## To do
Write the records out again, keeping each line exactly as it is.

++++ Records provided

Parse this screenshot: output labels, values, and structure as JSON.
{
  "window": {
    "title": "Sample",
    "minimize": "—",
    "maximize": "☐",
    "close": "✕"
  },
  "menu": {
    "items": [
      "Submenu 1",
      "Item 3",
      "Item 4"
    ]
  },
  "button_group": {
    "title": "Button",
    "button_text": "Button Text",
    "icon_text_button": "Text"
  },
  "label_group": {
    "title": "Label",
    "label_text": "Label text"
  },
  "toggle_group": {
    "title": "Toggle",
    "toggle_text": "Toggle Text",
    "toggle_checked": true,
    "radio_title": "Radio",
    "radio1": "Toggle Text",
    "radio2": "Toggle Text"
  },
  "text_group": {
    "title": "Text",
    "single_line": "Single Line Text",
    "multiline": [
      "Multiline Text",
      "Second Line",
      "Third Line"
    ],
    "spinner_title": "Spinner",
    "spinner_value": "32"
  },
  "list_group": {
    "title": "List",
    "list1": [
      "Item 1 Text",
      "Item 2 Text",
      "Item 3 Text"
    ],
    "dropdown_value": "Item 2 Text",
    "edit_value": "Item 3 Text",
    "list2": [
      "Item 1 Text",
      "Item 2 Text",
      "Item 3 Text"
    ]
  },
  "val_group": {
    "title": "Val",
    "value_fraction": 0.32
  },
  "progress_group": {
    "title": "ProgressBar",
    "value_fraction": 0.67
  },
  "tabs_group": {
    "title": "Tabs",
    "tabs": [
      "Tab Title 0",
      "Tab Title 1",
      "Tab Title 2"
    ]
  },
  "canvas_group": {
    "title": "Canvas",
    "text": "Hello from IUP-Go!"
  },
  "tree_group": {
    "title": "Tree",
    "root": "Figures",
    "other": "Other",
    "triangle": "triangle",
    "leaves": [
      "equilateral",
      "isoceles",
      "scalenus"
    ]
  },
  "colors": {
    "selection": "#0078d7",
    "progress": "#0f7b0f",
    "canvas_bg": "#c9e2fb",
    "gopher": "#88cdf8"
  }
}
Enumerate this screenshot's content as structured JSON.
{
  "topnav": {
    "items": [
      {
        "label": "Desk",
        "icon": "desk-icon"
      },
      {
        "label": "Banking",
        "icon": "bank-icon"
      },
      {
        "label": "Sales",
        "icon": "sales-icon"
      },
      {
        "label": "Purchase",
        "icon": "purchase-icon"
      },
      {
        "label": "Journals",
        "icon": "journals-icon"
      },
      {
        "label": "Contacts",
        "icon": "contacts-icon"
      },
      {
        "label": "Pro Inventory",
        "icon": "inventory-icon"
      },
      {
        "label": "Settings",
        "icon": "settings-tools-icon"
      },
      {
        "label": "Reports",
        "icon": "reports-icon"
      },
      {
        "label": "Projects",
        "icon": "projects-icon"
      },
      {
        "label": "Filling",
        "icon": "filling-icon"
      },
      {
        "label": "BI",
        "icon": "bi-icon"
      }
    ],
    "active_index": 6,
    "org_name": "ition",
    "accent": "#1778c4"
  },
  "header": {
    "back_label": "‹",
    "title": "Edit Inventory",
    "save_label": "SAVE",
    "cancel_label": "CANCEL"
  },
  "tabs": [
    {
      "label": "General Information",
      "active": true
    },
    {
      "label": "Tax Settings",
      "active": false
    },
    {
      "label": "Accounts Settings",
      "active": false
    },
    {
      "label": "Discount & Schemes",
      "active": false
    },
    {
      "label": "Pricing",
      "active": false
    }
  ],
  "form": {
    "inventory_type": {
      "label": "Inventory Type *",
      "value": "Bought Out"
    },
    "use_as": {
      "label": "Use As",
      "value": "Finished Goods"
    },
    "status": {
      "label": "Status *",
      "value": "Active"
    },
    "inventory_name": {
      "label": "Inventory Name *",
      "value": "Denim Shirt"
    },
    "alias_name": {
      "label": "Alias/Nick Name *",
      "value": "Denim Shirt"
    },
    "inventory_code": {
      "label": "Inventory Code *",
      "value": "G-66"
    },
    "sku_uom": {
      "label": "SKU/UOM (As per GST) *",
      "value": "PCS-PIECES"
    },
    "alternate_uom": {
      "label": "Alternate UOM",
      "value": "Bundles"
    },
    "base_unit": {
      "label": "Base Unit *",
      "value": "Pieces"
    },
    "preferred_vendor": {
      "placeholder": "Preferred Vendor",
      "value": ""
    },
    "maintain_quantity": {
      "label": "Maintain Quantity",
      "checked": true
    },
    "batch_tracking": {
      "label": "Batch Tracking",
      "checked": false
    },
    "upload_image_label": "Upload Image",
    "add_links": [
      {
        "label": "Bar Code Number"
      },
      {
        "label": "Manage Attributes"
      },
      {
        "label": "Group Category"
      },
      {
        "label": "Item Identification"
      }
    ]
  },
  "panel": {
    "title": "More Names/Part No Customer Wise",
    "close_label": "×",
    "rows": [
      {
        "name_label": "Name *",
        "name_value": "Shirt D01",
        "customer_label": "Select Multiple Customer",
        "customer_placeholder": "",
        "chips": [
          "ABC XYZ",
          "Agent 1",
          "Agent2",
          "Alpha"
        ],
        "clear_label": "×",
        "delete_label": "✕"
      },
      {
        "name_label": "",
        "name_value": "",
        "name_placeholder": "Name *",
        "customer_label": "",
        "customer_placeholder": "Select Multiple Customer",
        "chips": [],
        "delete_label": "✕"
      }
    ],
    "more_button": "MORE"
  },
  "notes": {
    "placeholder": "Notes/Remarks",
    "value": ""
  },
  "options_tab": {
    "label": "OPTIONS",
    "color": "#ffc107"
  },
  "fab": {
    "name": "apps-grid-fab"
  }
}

++++++++

## Problem solution
Parse this screenshot: output labels, values, and structure as JSON.
{
  "window": {
    "title": "Sample",
    "minimize": "—",
    "maximize": "☐",
    "close": "✕"
  },
  "menu": {
    "items": [
      "Submenu 1",
      "Item 3",
      "Item 4"
    ]
  },
  "button_group": {
    "title": "Button",
    "button_text": "Button Text",
    "icon_text_button": "Text"
  },
  "label_group": {
    "title": "Label",
    "label_text": "Label text"
  },
  "toggle_group": {
    "title": "Toggle",
    "toggle_text": "Toggle Text",
    "toggle_checked": true,
    "radio_title": "Radio",
    "radio1": "Toggle Text",
    "radio2": "Toggle Text"
  },
  "text_group": {
    "title": "Text",
    "single_line": "Single Line Text",
    "multiline": [
      "Multiline Text",
      "Second Line",
      "Third Line"
    ],
    "spinner_title": "Spinner",
    "spinner_value": "32"
  },
  "list_group": {
    "title": "List",
    "list1": [
      "Item 1 Text",
      "Item 2 Text",
      "Item 3 Text"
    ],
    "dropdown_value": "Item 2 Text",
    "edit_value": "Item 3 Text",
    "list2": [
      "Item 1 Text",
      "Item 2 Text",
      "Item 3 Text"
    ]
  },
  "val_group": {
    "title": "Val",
    "value_fraction": 0.32
  },
  "progress_group": {
    "title": "ProgressBar",
    "value_fraction": 0.67
  },
  "tabs_group": {
    "title": "Tabs",
    "tabs": [
      "Tab Title 0",
      "Tab Title 1",
      "Tab Title 2"
    ]
  },
  "canvas_group": {
    "title": "Canvas",
    "text": "Hello from IUP-Go!"
  },
  "tree_group": {
    "title": "Tree",
    "root": "Figures",
    "other": "Other",
    "triangle": "triangle",
    "leaves": [
      "equilateral",
      "isoceles",
      "scalenus"
    ]
  },
  "colors": {
    "selection": "#0078d7",
    "progress": "#0f7b0f",
    "canvas_bg": "#c9e2fb",
    "gopher": "#88cdf8"
  }
}
Enumerate this screenshot's content as structured JSON.
{
  "topnav": {
    "items": [
      {
        "label": "Desk",
        "icon": "desk-icon"
      },
      {
        "label": "Banking",
        "icon": "bank-icon"
      },
      {
        "label": "Sales",
        "icon": "sales-icon"
      },
      {
        "label": "Purchase",
        "icon": "purchase-icon"
      },
      {
        "label": "Journals",
        "icon": "journals-icon"
      },
      {
        "label": "Contacts",
        "icon": "contacts-icon"
      },
      {
        "label": "Pro Inventory",
        "icon": "inventory-icon"
      },
      {
        "label": "Settings",
        "icon": "settings-tools-icon"
      },
      {
        "label": "Reports",
        "icon": "reports-icon"
      },
      {
        "label": "Projects",
        "icon": "projects-icon"
      },
      {
        "label": "Filling",
        "icon": "filling-icon"
      },
      {
        "label": "BI",
        "icon": "bi-icon"
      }
    ],
    "active_index": 6,
    "org_name": "ition",
    "accent": "#1778c4"
  },
  "header": {
    "back_label": "‹",
    "title": "Edit Inventory",
    "save_label": "SAVE",
    "cancel_label": "CANCEL"
  },
  "tabs": [
    {
      "label": "General Information",
      "active": true
    },
    {
      "label": "Tax Settings",
      "active": false
    },
    {
      "label": "Accounts Settings",
      "active": false
    },
    {
      "label": "Discount & Schemes",
      "active": false
    },
    {
      "label": "Pricing",
      "active": false
    }
  ],
  "form": {
    "inventory_type": {
      "label": "Inventory Type *",
      "value": "Bought Out"
    },
    "use_as": {
      "label": "Use As",
      "value": "Finished Goods"
    },
    "status": {
      "label": "Status *",
      "value": "Active"
    },
    "inventory_name": {
      "label": "Inventory Name *",
      "value": "Denim Shirt"
    },
    "alias_name": {
      "label": "Alias/Nick Name *",
      "value": "Denim Shirt"
    },
    "inventory_code": {
      "label": "Inventory Code *",
      "value": "G-66"
    },
    "sku_uom": {
      "label": "SKU/UOM (As per GST) *",
      "value": "PCS-PIECES"
    },
    "alternate_uom": {
      "label": "Alternate UOM",
      "value": "Bundles"
    },
    "base_unit": {
      "label": "Base Unit *",
      "value": "Pieces"
    },
    "preferred_vendor": {
      "placeholder": "Preferred Vendor",
      "value": ""
    },
    "maintain_quantity": {
      "label": "Maintain Quantity",
      "checked": true
    },
    "batch_tracking": {
      "label": "Batch Tracking",
      "checked": false
    },
    "upload_image_label": "Upload Image",
    "add_links": [
      {
        "label": "Bar Code Number"
      },
      {
        "label": "Manage Attributes"
      },
      {
        "label": "Group Category"
      },
      {
        "label": "Item Identification"
      }
    ]
  },
  "panel": {
    "title": "More Names/Part No Customer Wise",
    "close_label": "×",
    "rows": [
      {
        "name_label": "Name *",
        "name_value": "Shirt D01",
        "customer_label": "Select Multiple Customer",
        "customer_placeholder": "",
        "chips": [
          "ABC XYZ",
          "Agent 1",
          "Agent2",
          "Alpha"
        ],
        "clear_label": "×",
        "delete_label": "✕"
      },
      {
        "name_label": "",
        "name_value": "",
        "name_placeholder": "Name *",
        "customer_label": "",
        "customer_placeholder": "Select Multiple Customer",
        "chips": [],
        "delete_label": "✕"
      }
    ],
    "more_button": "MORE"
  },
  "notes": {
    "placeholder": "Notes/Remarks",
    "value": ""
  },
  "options_tab": {
    "label": "OPTIONS",
    "color": "#ffc107"
  },
  "fab": {
    "name": "apps-grid-fab"
  }
}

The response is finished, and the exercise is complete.